Raw records:
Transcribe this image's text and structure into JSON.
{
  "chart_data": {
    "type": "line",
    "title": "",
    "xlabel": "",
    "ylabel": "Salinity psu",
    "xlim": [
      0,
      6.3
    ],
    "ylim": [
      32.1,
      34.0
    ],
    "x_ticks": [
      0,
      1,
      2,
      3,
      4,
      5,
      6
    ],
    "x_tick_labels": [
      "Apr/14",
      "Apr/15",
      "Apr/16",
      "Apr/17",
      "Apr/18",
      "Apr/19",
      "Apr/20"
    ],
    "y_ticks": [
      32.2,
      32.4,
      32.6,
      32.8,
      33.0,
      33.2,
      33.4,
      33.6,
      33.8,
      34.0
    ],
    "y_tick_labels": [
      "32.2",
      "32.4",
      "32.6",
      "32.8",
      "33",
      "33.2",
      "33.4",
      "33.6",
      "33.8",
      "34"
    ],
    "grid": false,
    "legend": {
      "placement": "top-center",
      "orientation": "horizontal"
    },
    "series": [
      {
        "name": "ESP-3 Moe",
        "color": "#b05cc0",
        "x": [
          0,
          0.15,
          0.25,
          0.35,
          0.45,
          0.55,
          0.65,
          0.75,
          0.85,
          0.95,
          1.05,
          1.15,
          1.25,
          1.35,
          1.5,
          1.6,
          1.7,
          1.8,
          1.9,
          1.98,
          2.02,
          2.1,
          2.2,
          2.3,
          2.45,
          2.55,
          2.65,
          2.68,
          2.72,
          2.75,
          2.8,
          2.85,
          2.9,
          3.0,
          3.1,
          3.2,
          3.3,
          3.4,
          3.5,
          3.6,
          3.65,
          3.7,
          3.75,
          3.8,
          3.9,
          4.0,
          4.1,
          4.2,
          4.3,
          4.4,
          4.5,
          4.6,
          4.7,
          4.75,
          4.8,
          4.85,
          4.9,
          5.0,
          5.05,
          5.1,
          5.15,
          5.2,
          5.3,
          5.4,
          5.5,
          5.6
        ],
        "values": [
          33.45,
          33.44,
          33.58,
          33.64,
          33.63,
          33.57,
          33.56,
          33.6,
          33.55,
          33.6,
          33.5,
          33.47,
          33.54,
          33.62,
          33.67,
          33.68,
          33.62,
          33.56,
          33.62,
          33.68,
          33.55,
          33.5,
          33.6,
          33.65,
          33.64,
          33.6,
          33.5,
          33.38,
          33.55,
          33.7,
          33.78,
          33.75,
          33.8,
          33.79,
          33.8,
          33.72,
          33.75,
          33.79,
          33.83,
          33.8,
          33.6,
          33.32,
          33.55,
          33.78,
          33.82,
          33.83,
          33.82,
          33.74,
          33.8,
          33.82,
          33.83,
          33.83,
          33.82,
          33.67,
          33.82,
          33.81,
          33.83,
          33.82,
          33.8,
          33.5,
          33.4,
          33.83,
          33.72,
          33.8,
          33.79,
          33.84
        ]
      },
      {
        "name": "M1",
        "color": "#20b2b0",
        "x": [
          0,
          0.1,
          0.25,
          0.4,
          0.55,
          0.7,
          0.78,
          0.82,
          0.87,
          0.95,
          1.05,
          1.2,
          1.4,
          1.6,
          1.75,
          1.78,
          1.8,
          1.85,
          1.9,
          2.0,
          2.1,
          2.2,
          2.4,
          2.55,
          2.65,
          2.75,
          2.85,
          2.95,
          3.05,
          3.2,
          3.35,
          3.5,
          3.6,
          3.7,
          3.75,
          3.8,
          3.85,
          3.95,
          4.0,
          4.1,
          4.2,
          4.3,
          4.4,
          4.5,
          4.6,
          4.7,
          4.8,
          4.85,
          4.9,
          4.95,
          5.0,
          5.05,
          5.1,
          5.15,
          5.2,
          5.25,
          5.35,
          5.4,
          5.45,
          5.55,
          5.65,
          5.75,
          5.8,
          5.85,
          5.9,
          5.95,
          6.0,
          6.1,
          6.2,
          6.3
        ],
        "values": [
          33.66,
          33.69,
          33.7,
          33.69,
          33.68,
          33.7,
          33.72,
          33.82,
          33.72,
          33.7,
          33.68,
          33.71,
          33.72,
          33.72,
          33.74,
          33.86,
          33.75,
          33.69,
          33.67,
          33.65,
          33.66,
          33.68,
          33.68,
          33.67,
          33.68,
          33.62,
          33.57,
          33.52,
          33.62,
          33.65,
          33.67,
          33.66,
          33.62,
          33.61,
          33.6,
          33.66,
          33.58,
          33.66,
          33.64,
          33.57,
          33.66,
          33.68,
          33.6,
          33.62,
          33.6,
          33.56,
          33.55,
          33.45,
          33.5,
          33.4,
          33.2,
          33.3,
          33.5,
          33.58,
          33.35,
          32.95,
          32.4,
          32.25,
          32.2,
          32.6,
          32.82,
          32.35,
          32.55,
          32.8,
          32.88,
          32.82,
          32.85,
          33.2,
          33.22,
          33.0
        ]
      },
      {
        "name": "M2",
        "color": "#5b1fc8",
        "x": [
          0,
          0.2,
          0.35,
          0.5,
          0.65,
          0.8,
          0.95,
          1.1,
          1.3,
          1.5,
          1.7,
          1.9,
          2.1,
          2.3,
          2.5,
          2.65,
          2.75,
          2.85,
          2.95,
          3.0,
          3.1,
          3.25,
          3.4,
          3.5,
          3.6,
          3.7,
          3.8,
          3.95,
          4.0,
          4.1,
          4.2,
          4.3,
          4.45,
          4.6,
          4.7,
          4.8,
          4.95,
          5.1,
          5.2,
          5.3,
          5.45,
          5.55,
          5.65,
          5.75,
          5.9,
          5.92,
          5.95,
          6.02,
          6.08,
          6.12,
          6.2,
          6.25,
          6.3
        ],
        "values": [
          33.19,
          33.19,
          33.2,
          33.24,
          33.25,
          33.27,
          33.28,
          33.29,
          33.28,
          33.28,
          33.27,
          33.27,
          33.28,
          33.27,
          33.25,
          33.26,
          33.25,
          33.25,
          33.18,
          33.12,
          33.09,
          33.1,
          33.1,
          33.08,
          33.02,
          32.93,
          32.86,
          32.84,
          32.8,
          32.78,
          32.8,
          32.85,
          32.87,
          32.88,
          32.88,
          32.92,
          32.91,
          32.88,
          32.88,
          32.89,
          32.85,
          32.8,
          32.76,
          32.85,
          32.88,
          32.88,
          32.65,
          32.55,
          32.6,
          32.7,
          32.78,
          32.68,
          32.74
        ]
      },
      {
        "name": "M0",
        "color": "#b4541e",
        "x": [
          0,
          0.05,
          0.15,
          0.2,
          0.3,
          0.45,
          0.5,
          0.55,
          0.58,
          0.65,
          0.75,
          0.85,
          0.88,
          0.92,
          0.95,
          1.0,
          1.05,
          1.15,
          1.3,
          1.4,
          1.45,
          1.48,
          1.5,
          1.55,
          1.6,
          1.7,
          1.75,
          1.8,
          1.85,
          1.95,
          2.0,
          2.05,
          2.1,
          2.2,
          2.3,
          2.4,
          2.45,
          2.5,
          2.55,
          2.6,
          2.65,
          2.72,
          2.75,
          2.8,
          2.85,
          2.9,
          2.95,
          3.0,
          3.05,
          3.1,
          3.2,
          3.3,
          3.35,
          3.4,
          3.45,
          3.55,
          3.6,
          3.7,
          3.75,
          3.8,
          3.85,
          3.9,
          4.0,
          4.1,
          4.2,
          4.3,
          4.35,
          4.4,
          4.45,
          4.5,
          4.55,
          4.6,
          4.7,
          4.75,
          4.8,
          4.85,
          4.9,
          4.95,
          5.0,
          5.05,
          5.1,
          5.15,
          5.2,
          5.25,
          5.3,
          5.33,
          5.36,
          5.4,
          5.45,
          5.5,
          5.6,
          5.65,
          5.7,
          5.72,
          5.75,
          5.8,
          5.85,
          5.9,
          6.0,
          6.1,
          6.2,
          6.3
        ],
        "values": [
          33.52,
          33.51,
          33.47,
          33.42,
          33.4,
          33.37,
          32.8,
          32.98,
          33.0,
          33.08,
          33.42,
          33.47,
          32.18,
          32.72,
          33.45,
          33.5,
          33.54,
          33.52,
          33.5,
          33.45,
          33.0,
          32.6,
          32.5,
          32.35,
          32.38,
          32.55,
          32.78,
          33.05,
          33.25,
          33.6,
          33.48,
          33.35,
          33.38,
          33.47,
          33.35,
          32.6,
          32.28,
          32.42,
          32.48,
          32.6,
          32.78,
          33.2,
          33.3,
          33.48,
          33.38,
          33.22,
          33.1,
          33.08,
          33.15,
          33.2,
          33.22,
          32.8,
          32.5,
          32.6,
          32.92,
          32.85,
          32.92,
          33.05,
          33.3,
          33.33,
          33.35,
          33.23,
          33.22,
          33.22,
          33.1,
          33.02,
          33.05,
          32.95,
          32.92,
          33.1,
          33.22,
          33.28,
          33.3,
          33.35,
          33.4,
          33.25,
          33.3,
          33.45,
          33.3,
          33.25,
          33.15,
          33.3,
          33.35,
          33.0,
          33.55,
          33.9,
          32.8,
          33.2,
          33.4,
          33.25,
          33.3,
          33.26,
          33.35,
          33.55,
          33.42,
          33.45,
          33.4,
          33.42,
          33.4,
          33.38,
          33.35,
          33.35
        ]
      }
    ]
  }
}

● Set task: Say how many lines in the entries contain the string "color", and leave out everything else.

● Result of this task: 4